(Stored entries)

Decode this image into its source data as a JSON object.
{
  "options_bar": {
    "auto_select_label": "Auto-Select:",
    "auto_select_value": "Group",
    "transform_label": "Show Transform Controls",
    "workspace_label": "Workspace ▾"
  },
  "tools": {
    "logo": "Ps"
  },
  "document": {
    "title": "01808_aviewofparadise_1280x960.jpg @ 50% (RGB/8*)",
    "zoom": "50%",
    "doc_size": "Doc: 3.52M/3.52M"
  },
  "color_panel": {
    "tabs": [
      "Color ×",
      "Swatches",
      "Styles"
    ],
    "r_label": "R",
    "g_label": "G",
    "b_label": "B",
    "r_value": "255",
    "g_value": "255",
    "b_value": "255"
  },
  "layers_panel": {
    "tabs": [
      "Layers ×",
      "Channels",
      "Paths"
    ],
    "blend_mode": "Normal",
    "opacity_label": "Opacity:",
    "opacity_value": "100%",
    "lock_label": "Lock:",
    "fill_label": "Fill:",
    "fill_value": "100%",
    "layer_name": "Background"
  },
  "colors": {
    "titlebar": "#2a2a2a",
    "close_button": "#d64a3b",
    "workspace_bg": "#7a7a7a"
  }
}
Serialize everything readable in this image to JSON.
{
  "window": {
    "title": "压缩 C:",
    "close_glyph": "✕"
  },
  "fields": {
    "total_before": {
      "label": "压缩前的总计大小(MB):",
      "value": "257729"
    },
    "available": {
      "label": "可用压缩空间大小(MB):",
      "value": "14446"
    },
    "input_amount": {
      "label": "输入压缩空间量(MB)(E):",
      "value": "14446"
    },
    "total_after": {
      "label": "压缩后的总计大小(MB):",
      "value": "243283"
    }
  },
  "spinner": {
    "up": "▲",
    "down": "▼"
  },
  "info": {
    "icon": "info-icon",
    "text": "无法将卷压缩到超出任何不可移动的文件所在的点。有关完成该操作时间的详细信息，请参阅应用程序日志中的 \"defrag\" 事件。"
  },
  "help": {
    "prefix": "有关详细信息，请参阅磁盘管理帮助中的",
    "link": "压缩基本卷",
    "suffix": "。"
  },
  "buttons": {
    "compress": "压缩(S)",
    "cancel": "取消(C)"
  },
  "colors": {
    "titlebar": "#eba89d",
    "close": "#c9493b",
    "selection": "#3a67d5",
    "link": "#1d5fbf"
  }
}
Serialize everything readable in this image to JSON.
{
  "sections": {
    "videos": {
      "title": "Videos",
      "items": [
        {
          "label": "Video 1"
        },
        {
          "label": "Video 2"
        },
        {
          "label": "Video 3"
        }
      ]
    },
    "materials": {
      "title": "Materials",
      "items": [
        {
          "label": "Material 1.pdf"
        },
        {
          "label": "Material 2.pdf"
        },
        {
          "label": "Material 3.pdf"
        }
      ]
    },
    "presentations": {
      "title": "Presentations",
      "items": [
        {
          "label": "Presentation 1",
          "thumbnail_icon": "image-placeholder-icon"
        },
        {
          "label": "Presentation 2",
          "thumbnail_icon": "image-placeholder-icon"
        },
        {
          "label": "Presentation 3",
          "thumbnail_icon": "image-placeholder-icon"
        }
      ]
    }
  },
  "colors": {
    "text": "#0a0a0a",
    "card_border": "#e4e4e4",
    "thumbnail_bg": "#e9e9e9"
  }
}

__Task prompt__
Quote every entry exactly.

__Complete answer__
Decode this image into its source data as a JSON object.
{
  "options_bar": {
    "auto_select_label": "Auto-Select:",
    "auto_select_value": "Group",
    "transform_label": "Show Transform Controls",
    "workspace_label": "Workspace ▾"
  },
  "tools": {
    "logo": "Ps"
  },
  "document": {
    "title": "01808_aviewofparadise_1280x960.jpg @ 50% (RGB/8*)",
    "zoom": "50%",
    "doc_size": "Doc: 3.52M/3.52M"
  },
  "color_panel": {
    "tabs": [
      "Color ×",
      "Swatches",
      "Styles"
    ],
    "r_label": "R",
    "g_label": "G",
    "b_label": "B",
    "r_value": "255",
    "g_value": "255",
    "b_value": "255"
  },
  "layers_panel": {
    "tabs": [
      "Layers ×",
      "Channels",
      "Paths"
    ],
    "blend_mode": "Normal",
    "opacity_label": "Opacity:",
    "opacity_value": "100%",
    "lock_label": "Lock:",
    "fill_label": "Fill:",
    "fill_value": "100%",
    "layer_name": "Background"
  },
  "colors": {
    "titlebar": "#2a2a2a",
    "close_button": "#d64a3b",
    "workspace_bg": "#7a7a7a"
  }
}
Serialize everything readable in this image to JSON.
{
  "window": {
    "title": "压缩 C:",
    "close_glyph": "✕"
  },
  "fields": {
    "total_before": {
      "label": "压缩前的总计大小(MB):",
      "value": "257729"
    },
    "available": {
      "label": "可用压缩空间大小(MB):",
      "value": "14446"
    },
    "input_amount": {
      "label": "输入压缩空间量(MB)(E):",
      "value": "14446"
    },
    "total_after": {
      "label": "压缩后的总计大小(MB):",
      "value": "243283"
    }
  },
  "spinner": {
    "up": "▲",
    "down": "▼"
  },
  "info": {
    "icon": "info-icon",
    "text": "无法将卷压缩到超出任何不可移动的文件所在的点。有关完成该操作时间的详细信息，请参阅应用程序日志中的 \"defrag\" 事件。"
  },
  "help": {
    "prefix": "有关详细信息，请参阅磁盘管理帮助中的",
    "link": "压缩基本卷",
    "suffix": "。"
  },
  "buttons": {
    "compress": "压缩(S)",
    "cancel": "取消(C)"
  },
  "colors": {
    "titlebar": "#eba89d",
    "close": "#c9493b",
    "selection": "#3a67d5",
    "link": "#1d5fbf"
  }
}
Serialize everything readable in this image to JSON.
{
  "sections": {
    "videos": {
      "title": "Videos",
      "items": [
        {
          "label": "Video 1"
        },
        {
          "label": "Video 2"
        },
        {
          "label": "Video 3"
        }
      ]
    },
    "materials": {
      "title": "Materials",
      "items": [
        {
          "label": "Material 1.pdf"
        },
        {
          "label": "Material 2.pdf"
        },
        {
          "label": "Material 3.pdf"
        }
      ]
    },
    "presentations": {
      "title": "Presentations",
      "items": [
        {
          "label": "Presentation 1",
          "thumbnail_icon": "image-placeholder-icon"
        },
        {
          "label": "Presentation 2",
          "thumbnail_icon": "image-placeholder-icon"
        },
        {
          "label": "Presentation 3",
          "thumbnail_icon": "image-placeholder-icon"
        }
      ]
    }
  },
  "colors": {
    "text": "#0a0a0a",
    "card_border": "#e4e4e4",
    "thumbnail_bg": "#e9e9e9"
  }
}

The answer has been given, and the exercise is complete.